Write out, character for character, the line containing "Output the text content of this document." and all lines after it up to the end of the listing.

***** RAW RECORDS *****

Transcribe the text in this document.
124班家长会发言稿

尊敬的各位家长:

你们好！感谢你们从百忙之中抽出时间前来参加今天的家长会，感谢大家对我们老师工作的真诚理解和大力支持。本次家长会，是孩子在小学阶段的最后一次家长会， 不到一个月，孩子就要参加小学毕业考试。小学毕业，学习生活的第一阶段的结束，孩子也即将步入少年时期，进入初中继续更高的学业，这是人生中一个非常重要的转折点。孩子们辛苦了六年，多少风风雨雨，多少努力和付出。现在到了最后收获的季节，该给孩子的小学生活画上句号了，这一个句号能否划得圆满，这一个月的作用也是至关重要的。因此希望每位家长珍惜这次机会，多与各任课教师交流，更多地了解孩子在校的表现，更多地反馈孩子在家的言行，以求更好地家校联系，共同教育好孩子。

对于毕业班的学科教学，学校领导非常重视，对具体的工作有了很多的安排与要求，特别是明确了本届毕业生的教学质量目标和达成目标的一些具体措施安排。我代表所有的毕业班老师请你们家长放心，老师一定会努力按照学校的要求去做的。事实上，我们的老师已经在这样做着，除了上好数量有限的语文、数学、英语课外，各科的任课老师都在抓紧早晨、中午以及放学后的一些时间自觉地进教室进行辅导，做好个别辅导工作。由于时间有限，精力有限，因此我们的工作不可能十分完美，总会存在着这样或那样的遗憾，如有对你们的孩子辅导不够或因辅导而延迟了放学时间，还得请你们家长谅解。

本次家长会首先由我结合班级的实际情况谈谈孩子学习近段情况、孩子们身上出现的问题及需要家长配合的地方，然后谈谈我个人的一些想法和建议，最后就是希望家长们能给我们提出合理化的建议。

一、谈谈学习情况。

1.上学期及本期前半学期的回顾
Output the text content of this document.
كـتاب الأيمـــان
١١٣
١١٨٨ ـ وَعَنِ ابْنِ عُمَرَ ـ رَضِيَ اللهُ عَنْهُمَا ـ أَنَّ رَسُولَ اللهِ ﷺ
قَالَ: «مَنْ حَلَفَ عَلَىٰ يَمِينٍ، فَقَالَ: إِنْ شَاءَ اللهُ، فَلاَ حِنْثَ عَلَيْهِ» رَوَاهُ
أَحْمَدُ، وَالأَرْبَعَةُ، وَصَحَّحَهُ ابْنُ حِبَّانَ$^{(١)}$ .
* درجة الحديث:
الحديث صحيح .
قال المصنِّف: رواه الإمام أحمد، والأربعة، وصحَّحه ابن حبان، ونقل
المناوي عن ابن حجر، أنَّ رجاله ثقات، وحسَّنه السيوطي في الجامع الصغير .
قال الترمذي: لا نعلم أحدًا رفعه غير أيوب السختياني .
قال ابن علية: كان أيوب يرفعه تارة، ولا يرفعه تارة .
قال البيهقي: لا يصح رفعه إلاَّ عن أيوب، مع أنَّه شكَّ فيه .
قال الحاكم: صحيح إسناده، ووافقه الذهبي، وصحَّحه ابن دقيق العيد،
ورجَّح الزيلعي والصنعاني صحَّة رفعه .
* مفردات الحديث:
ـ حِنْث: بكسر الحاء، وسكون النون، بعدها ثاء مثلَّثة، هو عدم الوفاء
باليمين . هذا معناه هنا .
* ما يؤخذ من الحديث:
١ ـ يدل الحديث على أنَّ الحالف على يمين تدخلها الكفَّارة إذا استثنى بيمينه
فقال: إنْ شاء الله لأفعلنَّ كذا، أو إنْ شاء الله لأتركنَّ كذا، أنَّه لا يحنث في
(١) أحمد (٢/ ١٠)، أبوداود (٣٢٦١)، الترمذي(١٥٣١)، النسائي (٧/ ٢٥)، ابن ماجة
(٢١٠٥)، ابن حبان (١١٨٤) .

*****

* OUTPUT FOR THIS EXERCISE *
Output the text content of this document.
كـتاب الأيمـــان
١١٣
١١٨٨ ـ وَعَنِ ابْنِ عُمَرَ ـ رَضِيَ اللهُ عَنْهُمَا ـ أَنَّ رَسُولَ اللهِ ﷺ
قَالَ: «مَنْ حَلَفَ عَلَىٰ يَمِينٍ، فَقَالَ: إِنْ شَاءَ اللهُ، فَلاَ حِنْثَ عَلَيْهِ» رَوَاهُ
أَحْمَدُ، وَالأَرْبَعَةُ، وَصَحَّحَهُ ابْنُ حِبَّانَ$^{(١)}$ .
* درجة الحديث:
الحديث صحيح .
قال المصنِّف: رواه الإمام أحمد، والأربعة، وصحَّحه ابن حبان، ونقل
المناوي عن ابن حجر، أنَّ رجاله ثقات، وحسَّنه السيوطي في الجامع الصغير .
قال الترمذي: لا نعلم أحدًا رفعه غير أيوب السختياني .
قال ابن علية: كان أيوب يرفعه تارة، ولا يرفعه تارة .
قال البيهقي: لا يصح رفعه إلاَّ عن أيوب، مع أنَّه شكَّ فيه .
قال الحاكم: صحيح إسناده، ووافقه الذهبي، وصحَّحه ابن دقيق العيد،
ورجَّح الزيلعي والصنعاني صحَّة رفعه .
* مفردات الحديث:
ـ حِنْث: بكسر الحاء، وسكون النون، بعدها ثاء مثلَّثة، هو عدم الوفاء
باليمين . هذا معناه هنا .
* ما يؤخذ من الحديث:
١ ـ يدل الحديث على أنَّ الحالف على يمين تدخلها الكفَّارة إذا استثنى بيمينه
فقال: إنْ شاء الله لأفعلنَّ كذا، أو إنْ شاء الله لأتركنَّ كذا، أنَّه لا يحنث في
(١) أحمد (٢/ ١٠)، أبوداود (٣٢٦١)، الترمذي(١٥٣١)، النسائي (٧/ ٢٥)، ابن ماجة
(٢١٠٥)، ابن حبان (١١٨٤) .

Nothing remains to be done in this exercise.